AIM ::
Among the lines below, list those containing the string "подходит".
"""
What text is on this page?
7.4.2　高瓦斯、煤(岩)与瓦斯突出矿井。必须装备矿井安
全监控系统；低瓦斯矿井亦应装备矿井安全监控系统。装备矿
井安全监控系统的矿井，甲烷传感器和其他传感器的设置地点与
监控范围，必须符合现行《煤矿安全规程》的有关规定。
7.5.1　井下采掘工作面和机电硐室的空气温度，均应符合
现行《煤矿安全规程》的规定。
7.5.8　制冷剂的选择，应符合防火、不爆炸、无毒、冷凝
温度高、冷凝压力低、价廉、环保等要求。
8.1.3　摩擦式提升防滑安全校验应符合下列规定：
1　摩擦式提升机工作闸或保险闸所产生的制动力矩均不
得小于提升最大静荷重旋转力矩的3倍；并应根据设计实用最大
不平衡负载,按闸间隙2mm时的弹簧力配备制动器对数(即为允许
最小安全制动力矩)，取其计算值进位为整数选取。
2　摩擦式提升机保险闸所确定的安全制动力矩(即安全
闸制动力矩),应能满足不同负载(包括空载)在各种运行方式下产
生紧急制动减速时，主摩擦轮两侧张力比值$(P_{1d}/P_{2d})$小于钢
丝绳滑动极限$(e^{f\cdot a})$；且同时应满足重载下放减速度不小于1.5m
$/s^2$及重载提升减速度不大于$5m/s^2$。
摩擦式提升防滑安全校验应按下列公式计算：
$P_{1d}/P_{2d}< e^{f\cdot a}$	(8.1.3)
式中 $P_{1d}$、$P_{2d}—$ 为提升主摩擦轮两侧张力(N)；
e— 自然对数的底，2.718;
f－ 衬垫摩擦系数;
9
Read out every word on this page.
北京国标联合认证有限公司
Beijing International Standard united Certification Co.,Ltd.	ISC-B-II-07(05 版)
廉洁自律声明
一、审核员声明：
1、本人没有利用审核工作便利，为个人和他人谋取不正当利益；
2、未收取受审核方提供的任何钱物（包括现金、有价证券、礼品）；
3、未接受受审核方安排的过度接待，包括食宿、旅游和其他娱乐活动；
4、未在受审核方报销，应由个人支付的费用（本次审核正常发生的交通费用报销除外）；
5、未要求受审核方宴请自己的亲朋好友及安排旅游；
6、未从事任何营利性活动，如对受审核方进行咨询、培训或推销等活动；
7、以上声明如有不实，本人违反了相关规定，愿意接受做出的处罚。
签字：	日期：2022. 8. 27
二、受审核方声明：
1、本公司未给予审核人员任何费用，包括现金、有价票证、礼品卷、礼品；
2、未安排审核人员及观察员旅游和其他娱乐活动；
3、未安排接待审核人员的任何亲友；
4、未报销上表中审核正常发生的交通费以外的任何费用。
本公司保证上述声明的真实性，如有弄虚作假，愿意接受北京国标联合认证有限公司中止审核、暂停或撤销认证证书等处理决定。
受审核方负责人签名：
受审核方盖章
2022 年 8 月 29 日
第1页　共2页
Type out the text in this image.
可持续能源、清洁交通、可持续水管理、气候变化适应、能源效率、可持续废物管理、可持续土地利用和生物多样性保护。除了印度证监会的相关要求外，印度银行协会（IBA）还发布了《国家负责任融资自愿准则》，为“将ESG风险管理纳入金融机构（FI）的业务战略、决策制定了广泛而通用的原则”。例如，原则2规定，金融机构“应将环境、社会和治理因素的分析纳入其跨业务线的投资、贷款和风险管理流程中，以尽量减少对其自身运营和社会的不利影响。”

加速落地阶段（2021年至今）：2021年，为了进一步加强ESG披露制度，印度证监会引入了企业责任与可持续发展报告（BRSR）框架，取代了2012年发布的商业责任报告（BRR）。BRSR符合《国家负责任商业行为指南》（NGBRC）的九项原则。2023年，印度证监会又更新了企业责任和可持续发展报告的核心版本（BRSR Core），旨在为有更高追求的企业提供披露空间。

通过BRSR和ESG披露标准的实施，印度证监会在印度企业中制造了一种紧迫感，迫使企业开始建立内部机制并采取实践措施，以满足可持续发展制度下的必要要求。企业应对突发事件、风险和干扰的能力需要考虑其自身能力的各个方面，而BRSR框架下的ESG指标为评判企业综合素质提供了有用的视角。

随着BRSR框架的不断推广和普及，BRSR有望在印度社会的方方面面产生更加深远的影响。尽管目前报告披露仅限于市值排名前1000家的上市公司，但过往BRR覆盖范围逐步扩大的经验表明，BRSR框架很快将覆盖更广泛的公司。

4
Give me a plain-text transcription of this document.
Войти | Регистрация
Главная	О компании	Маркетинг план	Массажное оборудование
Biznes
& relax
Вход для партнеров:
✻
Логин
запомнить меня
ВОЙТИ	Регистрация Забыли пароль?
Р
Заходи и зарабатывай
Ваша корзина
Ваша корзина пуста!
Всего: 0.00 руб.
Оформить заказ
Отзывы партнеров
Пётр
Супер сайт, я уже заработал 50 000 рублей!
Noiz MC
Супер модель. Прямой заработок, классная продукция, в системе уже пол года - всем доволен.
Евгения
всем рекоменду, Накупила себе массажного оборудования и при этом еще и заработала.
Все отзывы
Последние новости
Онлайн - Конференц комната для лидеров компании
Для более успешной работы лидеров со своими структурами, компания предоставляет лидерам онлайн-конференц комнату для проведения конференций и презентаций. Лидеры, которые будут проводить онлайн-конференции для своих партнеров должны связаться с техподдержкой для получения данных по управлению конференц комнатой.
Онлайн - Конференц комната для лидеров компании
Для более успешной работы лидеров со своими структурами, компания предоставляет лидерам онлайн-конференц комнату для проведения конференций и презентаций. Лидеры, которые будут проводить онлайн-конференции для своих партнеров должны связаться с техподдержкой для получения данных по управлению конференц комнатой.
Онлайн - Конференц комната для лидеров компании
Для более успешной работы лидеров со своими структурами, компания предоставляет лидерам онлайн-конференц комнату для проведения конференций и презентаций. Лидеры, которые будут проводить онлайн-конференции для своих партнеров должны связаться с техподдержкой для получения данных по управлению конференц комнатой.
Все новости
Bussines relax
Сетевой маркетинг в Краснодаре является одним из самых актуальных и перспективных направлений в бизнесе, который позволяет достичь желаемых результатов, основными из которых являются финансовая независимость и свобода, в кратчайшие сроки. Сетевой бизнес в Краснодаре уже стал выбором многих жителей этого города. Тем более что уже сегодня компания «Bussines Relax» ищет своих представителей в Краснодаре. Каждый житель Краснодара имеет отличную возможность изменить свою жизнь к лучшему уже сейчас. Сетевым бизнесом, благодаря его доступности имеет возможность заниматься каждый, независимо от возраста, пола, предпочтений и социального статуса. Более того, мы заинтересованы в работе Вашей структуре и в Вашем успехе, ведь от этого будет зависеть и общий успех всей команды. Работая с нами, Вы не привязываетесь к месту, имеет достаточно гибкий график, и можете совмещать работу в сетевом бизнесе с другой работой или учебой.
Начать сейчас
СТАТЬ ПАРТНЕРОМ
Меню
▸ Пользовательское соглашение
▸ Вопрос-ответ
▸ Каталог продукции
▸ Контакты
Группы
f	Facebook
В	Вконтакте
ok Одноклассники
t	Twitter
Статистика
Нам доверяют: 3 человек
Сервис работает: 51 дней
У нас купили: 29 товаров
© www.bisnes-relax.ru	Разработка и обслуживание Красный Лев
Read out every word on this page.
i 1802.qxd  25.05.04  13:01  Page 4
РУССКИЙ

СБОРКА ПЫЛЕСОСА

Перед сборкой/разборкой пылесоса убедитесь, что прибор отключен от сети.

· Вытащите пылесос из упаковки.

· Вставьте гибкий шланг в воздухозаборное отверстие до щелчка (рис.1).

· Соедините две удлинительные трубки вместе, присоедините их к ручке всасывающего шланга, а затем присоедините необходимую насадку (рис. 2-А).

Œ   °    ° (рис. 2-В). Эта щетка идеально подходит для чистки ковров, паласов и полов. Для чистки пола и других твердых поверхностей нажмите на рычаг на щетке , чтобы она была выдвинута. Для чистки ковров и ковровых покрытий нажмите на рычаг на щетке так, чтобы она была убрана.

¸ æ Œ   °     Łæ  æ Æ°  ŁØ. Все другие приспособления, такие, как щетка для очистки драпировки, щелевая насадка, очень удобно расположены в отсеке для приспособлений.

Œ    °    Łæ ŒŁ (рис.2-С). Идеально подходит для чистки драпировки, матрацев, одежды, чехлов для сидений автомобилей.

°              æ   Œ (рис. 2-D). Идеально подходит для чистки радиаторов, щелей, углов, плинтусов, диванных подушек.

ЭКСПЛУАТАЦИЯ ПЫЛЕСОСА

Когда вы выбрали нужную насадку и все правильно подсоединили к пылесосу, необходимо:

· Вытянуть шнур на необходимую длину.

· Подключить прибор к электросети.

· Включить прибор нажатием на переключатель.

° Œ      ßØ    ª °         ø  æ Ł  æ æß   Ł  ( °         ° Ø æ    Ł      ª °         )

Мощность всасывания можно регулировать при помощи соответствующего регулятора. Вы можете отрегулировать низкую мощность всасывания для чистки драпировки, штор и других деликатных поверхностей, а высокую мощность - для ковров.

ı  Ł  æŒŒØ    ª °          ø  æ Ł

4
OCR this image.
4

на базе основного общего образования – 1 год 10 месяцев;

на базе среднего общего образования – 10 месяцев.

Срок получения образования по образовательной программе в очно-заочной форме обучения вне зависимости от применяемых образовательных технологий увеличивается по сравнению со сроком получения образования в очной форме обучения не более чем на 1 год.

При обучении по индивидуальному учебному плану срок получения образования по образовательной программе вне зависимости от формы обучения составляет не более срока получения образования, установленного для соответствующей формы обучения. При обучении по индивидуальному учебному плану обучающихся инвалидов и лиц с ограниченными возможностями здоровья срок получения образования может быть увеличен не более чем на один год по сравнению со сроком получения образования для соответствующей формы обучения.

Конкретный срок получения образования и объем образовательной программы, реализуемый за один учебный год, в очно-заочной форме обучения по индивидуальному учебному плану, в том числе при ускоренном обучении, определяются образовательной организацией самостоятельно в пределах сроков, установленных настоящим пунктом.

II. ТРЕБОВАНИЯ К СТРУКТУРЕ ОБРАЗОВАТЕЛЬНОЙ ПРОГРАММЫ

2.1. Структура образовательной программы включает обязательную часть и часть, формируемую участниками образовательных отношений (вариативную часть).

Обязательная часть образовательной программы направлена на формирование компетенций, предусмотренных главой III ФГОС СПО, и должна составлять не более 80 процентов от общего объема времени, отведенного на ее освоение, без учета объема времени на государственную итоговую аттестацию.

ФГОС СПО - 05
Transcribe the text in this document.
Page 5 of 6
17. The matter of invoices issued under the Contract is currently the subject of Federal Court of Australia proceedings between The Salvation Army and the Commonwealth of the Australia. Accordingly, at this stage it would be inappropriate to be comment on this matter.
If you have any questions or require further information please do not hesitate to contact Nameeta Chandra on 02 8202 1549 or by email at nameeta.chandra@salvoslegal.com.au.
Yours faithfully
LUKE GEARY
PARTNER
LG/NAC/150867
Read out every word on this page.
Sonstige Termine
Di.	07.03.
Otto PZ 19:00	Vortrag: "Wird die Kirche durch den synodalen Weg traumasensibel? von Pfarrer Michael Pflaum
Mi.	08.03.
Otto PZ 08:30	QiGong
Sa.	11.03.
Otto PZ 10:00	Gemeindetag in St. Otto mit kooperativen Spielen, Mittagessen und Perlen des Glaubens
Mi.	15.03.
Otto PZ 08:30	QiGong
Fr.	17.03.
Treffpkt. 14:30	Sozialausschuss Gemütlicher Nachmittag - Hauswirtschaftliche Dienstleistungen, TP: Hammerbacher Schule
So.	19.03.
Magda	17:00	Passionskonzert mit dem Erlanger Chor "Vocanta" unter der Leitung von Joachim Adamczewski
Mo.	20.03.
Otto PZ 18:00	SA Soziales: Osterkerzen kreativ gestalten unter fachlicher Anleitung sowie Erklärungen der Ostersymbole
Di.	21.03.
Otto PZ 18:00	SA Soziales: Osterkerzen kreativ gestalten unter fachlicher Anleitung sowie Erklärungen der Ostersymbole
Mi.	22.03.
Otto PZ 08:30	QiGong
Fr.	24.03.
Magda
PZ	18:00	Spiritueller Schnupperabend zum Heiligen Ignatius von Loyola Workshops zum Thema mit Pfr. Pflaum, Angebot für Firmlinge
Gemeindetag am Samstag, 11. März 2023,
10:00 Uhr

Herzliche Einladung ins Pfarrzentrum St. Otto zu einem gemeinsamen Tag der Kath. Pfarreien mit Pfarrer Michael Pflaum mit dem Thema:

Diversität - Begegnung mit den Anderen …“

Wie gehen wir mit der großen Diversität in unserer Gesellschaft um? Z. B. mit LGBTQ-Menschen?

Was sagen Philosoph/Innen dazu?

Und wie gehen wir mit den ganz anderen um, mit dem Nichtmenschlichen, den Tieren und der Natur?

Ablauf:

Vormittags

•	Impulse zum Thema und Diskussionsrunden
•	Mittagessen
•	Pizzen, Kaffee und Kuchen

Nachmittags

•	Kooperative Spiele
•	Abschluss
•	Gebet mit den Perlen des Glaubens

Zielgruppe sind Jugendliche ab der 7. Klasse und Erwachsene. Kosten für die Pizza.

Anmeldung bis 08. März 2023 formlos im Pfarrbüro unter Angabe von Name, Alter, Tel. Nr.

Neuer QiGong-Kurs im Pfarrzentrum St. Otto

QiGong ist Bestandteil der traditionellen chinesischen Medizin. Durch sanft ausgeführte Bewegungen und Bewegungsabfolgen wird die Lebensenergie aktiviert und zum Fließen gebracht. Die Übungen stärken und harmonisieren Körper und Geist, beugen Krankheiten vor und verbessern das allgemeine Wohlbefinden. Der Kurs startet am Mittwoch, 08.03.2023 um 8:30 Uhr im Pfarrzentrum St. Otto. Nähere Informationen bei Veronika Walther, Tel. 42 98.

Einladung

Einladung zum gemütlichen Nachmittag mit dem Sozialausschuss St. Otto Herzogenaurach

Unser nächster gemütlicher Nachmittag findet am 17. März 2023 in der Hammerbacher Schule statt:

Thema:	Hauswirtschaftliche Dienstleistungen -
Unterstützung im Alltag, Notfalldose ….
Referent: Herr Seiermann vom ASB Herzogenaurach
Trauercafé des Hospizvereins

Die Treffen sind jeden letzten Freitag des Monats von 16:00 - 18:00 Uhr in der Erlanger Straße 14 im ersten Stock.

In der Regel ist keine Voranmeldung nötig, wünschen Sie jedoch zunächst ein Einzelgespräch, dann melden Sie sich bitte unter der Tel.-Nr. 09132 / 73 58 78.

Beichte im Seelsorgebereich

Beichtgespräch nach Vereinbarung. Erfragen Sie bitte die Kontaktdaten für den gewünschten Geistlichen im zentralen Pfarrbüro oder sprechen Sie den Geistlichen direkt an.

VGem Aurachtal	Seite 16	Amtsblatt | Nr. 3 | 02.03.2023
"""
EXERCISE RESPONSE ::
Œ   °    ° (рис. 2-В). Эта щетка идеально подходит для чистки ковров, паласов и полов. Для чистки пола и других твердых поверхностей нажмите на рычаг на щетке , чтобы она была выдвинута. Для чистки ковров и ковровых покрытий нажмите на рычаг на щетке так, чтобы она была убрана.
Œ    °    Łæ ŒŁ (рис.2-С). Идеально подходит для чистки драпировки, матрацев, одежды, чехлов для сидений автомобилей.
°              æ   Œ (рис. 2-D). Идеально подходит для чистки радиаторов, щелей, углов, плинтусов, диванных подушек.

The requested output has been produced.